# [Written task]
Note each line that includes the word "color". Copy those lines.
>> begin Listed entries
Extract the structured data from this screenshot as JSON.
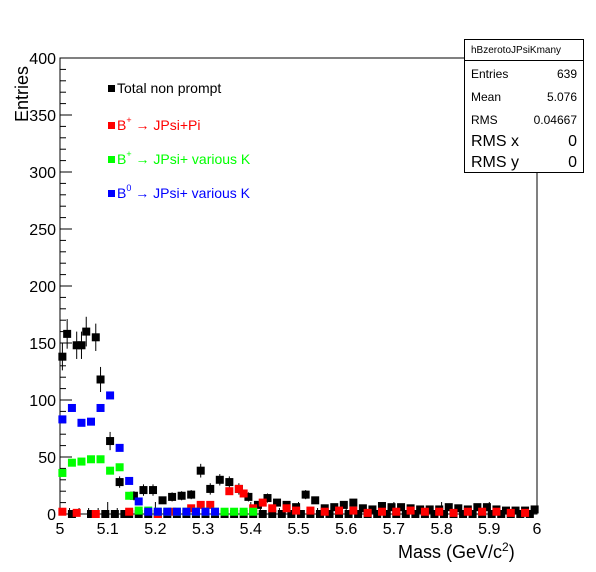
{
  "chart_data": {
    "type": "scatter",
    "title": "",
    "xlabel": "Mass (GeV/c",
    "xlabel_sup": "2",
    "xlabel_end": ")",
    "ylabel": "Entries",
    "xlim": [
      5,
      6
    ],
    "ylim": [
      0,
      400
    ],
    "x_ticks": [
      "5",
      "5.1",
      "5.2",
      "5.3",
      "5.4",
      "5.5",
      "5.6",
      "5.7",
      "5.8",
      "5.9",
      "6"
    ],
    "y_ticks": [
      "0",
      "50",
      "100",
      "150",
      "200",
      "250",
      "300",
      "350",
      "400"
    ],
    "grid": false,
    "legend_position": "top-left",
    "series": [
      {
        "name": "Total non prompt",
        "color": "#000000",
        "x": [
          5.005,
          5.015,
          5.025,
          5.035,
          5.045,
          5.055,
          5.065,
          5.075,
          5.085,
          5.095,
          5.105,
          5.115,
          5.125,
          5.135,
          5.145,
          5.155,
          5.165,
          5.175,
          5.185,
          5.195,
          5.205,
          5.215,
          5.225,
          5.235,
          5.245,
          5.255,
          5.265,
          5.275,
          5.285,
          5.295,
          5.305,
          5.315,
          5.325,
          5.335,
          5.345,
          5.355,
          5.365,
          5.375,
          5.385,
          5.395,
          5.405,
          5.415,
          5.425,
          5.435,
          5.445,
          5.455,
          5.465,
          5.475,
          5.485,
          5.495,
          5.505,
          5.515,
          5.525,
          5.535,
          5.545,
          5.555,
          5.565,
          5.575,
          5.585,
          5.595,
          5.605,
          5.615,
          5.625,
          5.635,
          5.645,
          5.655,
          5.665,
          5.675,
          5.685,
          5.695,
          5.705,
          5.715,
          5.725,
          5.735,
          5.745,
          5.755,
          5.765,
          5.775,
          5.785,
          5.795,
          5.805,
          5.815,
          5.825,
          5.835,
          5.845,
          5.855,
          5.865,
          5.875,
          5.885,
          5.895,
          5.905,
          5.915,
          5.925,
          5.935,
          5.945,
          5.955,
          5.965,
          5.975,
          5.985,
          5.995
        ],
        "y": [
          138,
          158,
          0,
          148,
          148,
          160,
          0,
          155,
          118,
          0,
          64,
          0,
          28,
          0,
          0,
          16,
          0,
          21,
          0,
          21,
          0,
          12,
          0,
          15,
          0,
          16,
          0,
          17,
          0,
          38,
          0,
          22,
          0,
          30,
          0,
          28,
          0,
          22,
          0,
          15,
          0,
          8,
          0,
          14,
          0,
          10,
          0,
          8,
          0,
          6,
          0,
          17,
          0,
          12,
          0,
          5,
          0,
          6,
          0,
          8,
          0,
          10,
          0,
          5,
          0,
          4,
          0,
          7,
          0,
          6,
          0,
          6,
          0,
          5,
          0,
          4,
          0,
          4,
          0,
          4,
          0,
          6,
          0,
          5,
          0,
          4,
          0,
          6,
          0,
          6,
          0,
          4,
          0,
          3,
          0,
          3,
          0,
          3,
          0,
          4
        ],
        "errors": [
          12,
          13,
          0,
          12,
          12,
          13,
          0,
          12,
          11,
          0,
          8,
          0,
          5,
          0,
          0,
          4,
          0,
          5,
          0,
          5,
          0,
          3,
          0,
          4,
          0,
          4,
          0,
          4,
          0,
          6,
          0,
          5,
          0,
          5,
          0,
          5,
          0,
          5,
          0,
          4,
          0,
          3,
          0,
          4,
          0,
          3,
          0,
          3,
          0,
          2,
          0,
          4,
          0,
          3,
          0,
          2,
          0,
          2,
          0,
          3,
          0,
          3,
          0,
          2,
          0,
          2,
          0,
          3,
          0,
          2,
          0,
          2,
          0,
          2,
          0,
          2,
          0,
          2,
          0,
          2,
          0,
          2,
          0,
          2,
          0,
          2,
          0,
          2,
          0,
          2,
          0,
          2,
          0,
          2,
          0,
          2,
          0,
          2,
          0,
          2
        ],
        "legend_label": "Total non prompt"
      },
      {
        "name": "B+ → JPsi+Pi",
        "color": "#ff0000",
        "x": [
          5.005,
          5.035,
          5.075,
          5.145,
          5.205,
          5.235,
          5.275,
          5.295,
          5.315,
          5.355,
          5.375,
          5.385,
          5.405,
          5.425,
          5.445,
          5.475,
          5.495,
          5.525,
          5.555,
          5.585,
          5.615,
          5.645,
          5.675,
          5.705,
          5.735,
          5.765,
          5.795,
          5.825,
          5.855,
          5.885,
          5.915,
          5.945,
          5.975
        ],
        "y": [
          2,
          1,
          0,
          2,
          0,
          2,
          5,
          8,
          8,
          20,
          22,
          18,
          5,
          10,
          5,
          5,
          3,
          3,
          2,
          3,
          3,
          1,
          2,
          2,
          3,
          2,
          2,
          1,
          2,
          2,
          2,
          1,
          1
        ],
        "legend_label": "B",
        "legend_sup": "+",
        "legend_suffix": " → JPsi+Pi"
      },
      {
        "name": "B+ → JPsi+ various K",
        "color": "#00ff00",
        "x": [
          5.005,
          5.025,
          5.045,
          5.065,
          5.085,
          5.105,
          5.125,
          5.145,
          5.165,
          5.185,
          5.205,
          5.225,
          5.245,
          5.265,
          5.285,
          5.305,
          5.325,
          5.345,
          5.365,
          5.385,
          5.405
        ],
        "y": [
          36,
          45,
          46,
          48,
          48,
          38,
          41,
          16,
          3,
          3,
          2,
          2,
          2,
          2,
          2,
          2,
          2,
          2,
          2,
          2,
          2
        ],
        "legend_label": "B",
        "legend_sup": "+",
        "legend_suffix": " → JPsi+ various K"
      },
      {
        "name": "B0 → JPsi+ various K",
        "color": "#0000ff",
        "x": [
          5.005,
          5.025,
          5.045,
          5.065,
          5.085,
          5.105,
          5.125,
          5.145,
          5.165,
          5.185,
          5.205,
          5.225,
          5.245,
          5.265,
          5.285,
          5.305,
          5.325
        ],
        "y": [
          83,
          93,
          80,
          81,
          93,
          104,
          58,
          29,
          11,
          2,
          2,
          2,
          2,
          2,
          2,
          2,
          2
        ],
        "legend_label": "B",
        "legend_sup": "0",
        "legend_suffix": " → JPsi+ various K"
      }
    ]
  },
  "stats": {
    "title": "hBzerotoJPsiKmany",
    "entries_label": "Entries",
    "entries_value": "639",
    "mean_label": "Mean",
    "mean_value": "5.076",
    "rms_label": "RMS",
    "rms_value": "0.04667",
    "rmsx_label": "RMS x",
    "rmsx_value": "0",
    "rmsy_label": "RMS y",
    "rmsy_value": "0"
  }
}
>> end Listed entries
# [Solution for this problem]
        "color": "#000000",
        "color": "#ff0000",
        "color": "#00ff00",
        "color": "#0000ff",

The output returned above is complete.